## DIRECTIONS FOR THIS TASK
Below are some records; retype all of them exactly.

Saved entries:
==================================================

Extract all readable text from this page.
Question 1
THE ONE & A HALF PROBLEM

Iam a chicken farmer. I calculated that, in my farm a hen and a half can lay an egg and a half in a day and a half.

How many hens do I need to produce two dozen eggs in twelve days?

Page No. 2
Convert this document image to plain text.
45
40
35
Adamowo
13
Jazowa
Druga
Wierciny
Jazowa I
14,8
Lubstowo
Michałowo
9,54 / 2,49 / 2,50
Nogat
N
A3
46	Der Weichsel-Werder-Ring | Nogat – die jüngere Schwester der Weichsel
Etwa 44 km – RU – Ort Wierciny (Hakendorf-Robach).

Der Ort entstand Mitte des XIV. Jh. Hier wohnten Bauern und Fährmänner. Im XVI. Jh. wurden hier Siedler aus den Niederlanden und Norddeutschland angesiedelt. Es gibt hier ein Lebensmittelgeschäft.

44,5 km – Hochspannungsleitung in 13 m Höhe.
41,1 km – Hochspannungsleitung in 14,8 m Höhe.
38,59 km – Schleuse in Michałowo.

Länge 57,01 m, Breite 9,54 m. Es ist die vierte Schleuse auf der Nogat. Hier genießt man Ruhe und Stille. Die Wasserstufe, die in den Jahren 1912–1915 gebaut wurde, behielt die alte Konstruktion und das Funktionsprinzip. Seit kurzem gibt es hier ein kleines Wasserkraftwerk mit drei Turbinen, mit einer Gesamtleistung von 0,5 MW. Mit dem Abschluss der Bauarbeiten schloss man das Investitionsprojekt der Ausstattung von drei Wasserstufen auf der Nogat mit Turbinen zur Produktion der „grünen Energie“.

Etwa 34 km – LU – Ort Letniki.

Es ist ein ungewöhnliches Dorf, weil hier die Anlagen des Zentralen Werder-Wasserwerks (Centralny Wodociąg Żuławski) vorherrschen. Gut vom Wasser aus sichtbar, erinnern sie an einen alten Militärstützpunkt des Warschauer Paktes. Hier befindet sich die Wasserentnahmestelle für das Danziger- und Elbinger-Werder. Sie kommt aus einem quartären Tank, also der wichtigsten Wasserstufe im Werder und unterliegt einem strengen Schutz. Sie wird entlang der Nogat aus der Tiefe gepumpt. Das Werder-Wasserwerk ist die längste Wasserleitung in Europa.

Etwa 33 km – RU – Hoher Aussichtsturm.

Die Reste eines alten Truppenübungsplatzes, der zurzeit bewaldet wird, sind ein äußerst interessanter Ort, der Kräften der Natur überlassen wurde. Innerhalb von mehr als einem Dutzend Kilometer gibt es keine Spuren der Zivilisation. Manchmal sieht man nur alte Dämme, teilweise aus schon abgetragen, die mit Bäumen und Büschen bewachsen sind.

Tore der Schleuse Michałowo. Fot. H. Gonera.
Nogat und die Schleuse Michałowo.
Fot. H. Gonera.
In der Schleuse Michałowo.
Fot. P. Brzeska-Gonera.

==================================================

## REPLY
Extract all readable text from this page.
Question 1
THE ONE & A HALF PROBLEM

Iam a chicken farmer. I calculated that, in my farm a hen and a half can lay an egg and a half in a day and a half.

How many hens do I need to produce two dozen eggs in twelve days?

Page No. 2
Convert this document image to plain text.
45
40
35
Adamowo
13
Jazowa
Druga
Wierciny
Jazowa I
14,8
Lubstowo
Michałowo
9,54 / 2,49 / 2,50
Nogat
N
A3
46	Der Weichsel-Werder-Ring | Nogat – die jüngere Schwester der Weichsel
Etwa 44 km – RU – Ort Wierciny (Hakendorf-Robach).

Der Ort entstand Mitte des XIV. Jh. Hier wohnten Bauern und Fährmänner. Im XVI. Jh. wurden hier Siedler aus den Niederlanden und Norddeutschland angesiedelt. Es gibt hier ein Lebensmittelgeschäft.

44,5 km – Hochspannungsleitung in 13 m Höhe.
41,1 km – Hochspannungsleitung in 14,8 m Höhe.
38,59 km – Schleuse in Michałowo.

Länge 57,01 m, Breite 9,54 m. Es ist die vierte Schleuse auf der Nogat. Hier genießt man Ruhe und Stille. Die Wasserstufe, die in den Jahren 1912–1915 gebaut wurde, behielt die alte Konstruktion und das Funktionsprinzip. Seit kurzem gibt es hier ein kleines Wasserkraftwerk mit drei Turbinen, mit einer Gesamtleistung von 0,5 MW. Mit dem Abschluss der Bauarbeiten schloss man das Investitionsprojekt der Ausstattung von drei Wasserstufen auf der Nogat mit Turbinen zur Produktion der „grünen Energie“.

Etwa 34 km – LU – Ort Letniki.

Es ist ein ungewöhnliches Dorf, weil hier die Anlagen des Zentralen Werder-Wasserwerks (Centralny Wodociąg Żuławski) vorherrschen. Gut vom Wasser aus sichtbar, erinnern sie an einen alten Militärstützpunkt des Warschauer Paktes. Hier befindet sich die Wasserentnahmestelle für das Danziger- und Elbinger-Werder. Sie kommt aus einem quartären Tank, also der wichtigsten Wasserstufe im Werder und unterliegt einem strengen Schutz. Sie wird entlang der Nogat aus der Tiefe gepumpt. Das Werder-Wasserwerk ist die längste Wasserleitung in Europa.

Etwa 33 km – RU – Hoher Aussichtsturm.

Die Reste eines alten Truppenübungsplatzes, der zurzeit bewaldet wird, sind ein äußerst interessanter Ort, der Kräften der Natur überlassen wurde. Innerhalb von mehr als einem Dutzend Kilometer gibt es keine Spuren der Zivilisation. Manchmal sieht man nur alte Dämme, teilweise aus schon abgetragen, die mit Bäumen und Büschen bewachsen sind.

Tore der Schleuse Michałowo. Fot. H. Gonera.
Nogat und die Schleuse Michałowo.
Fot. H. Gonera.
In der Schleuse Michałowo.
Fot. P. Brzeska-Gonera.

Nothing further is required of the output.